Locate and copy each line in the data that contains the word "name".
__________________________________________________
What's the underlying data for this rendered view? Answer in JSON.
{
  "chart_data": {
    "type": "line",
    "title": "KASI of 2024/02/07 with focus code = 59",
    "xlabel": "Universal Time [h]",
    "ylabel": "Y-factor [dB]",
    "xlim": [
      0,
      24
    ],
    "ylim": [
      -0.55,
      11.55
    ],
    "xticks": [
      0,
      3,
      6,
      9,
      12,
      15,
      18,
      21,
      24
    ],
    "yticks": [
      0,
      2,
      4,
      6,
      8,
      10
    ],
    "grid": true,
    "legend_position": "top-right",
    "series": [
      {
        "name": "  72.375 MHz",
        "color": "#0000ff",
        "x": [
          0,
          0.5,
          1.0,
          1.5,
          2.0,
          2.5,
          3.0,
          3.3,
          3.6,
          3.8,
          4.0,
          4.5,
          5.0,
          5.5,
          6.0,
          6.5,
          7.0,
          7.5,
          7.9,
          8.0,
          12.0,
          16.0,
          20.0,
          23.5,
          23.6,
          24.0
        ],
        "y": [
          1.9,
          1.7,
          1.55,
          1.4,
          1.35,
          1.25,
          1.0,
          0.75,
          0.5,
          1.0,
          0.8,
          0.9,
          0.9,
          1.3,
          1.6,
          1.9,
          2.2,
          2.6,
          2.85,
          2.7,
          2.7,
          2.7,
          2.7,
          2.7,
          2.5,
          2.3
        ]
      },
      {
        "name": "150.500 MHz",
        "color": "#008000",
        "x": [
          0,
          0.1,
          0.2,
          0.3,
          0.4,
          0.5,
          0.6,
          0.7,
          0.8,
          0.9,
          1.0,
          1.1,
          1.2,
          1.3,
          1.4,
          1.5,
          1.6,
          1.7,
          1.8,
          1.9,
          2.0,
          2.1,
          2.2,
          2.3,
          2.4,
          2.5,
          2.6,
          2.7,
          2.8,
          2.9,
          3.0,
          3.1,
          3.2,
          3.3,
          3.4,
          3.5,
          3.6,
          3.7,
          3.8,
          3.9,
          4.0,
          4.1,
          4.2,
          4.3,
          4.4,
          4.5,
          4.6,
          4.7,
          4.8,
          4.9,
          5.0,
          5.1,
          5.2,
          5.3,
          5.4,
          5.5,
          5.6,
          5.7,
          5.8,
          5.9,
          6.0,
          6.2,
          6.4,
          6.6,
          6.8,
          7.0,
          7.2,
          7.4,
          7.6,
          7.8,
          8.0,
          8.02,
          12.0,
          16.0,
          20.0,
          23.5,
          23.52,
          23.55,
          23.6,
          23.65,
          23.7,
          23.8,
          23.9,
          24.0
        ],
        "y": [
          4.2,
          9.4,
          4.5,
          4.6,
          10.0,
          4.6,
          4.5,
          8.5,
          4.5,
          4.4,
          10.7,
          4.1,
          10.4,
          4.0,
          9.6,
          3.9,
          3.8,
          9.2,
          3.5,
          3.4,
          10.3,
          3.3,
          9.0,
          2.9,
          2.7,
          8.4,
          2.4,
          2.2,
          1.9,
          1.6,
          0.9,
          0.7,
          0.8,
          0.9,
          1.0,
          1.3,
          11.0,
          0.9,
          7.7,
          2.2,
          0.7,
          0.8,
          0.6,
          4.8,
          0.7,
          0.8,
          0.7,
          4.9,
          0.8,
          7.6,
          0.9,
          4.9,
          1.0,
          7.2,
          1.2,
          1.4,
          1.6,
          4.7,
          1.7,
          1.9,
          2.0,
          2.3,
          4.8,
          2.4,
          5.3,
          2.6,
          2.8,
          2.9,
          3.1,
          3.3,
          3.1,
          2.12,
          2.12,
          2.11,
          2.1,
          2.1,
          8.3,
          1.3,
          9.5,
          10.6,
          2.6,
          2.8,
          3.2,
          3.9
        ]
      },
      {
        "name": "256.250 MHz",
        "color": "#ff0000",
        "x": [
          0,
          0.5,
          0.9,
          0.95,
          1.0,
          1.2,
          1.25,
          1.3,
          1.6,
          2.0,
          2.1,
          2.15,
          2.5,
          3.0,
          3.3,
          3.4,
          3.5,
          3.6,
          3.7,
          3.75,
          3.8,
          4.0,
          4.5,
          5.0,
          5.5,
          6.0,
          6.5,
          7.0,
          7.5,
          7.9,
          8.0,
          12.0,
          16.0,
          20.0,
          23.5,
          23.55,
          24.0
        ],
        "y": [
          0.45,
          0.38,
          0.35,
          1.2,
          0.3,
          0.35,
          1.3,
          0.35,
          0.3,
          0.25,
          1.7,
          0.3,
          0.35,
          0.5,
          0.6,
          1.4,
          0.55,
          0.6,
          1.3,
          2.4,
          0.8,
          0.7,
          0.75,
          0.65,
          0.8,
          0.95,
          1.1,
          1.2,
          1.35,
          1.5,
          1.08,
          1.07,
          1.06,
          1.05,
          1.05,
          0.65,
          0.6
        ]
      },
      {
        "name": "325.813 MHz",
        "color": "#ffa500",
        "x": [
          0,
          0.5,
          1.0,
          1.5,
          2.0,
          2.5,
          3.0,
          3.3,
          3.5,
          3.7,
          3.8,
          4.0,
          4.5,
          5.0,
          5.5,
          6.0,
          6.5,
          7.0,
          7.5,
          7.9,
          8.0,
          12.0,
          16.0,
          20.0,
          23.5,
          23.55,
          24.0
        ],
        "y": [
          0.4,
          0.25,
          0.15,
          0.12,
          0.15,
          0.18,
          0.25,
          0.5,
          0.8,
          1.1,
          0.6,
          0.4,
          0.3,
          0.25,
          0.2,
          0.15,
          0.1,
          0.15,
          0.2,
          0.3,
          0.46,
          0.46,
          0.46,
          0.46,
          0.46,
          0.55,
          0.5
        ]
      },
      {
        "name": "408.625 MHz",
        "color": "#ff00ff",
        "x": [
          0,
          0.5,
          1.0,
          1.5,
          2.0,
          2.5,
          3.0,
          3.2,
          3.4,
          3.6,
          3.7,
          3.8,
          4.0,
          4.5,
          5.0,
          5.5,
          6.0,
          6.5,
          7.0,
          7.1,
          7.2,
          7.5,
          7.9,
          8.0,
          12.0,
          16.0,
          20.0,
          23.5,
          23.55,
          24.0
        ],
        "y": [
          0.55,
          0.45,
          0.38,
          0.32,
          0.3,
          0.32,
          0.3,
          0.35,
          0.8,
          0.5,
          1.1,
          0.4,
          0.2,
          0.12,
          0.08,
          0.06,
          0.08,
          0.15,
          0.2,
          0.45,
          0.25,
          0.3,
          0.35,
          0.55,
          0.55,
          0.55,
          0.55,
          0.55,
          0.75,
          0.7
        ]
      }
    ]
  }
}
__________________________________________________
## Answer in full:
        "name": "  72.375 MHz",
        "name": "150.500 MHz",
        "name": "256.250 MHz",
        "name": "325.813 MHz",
        "name": "408.625 MHz",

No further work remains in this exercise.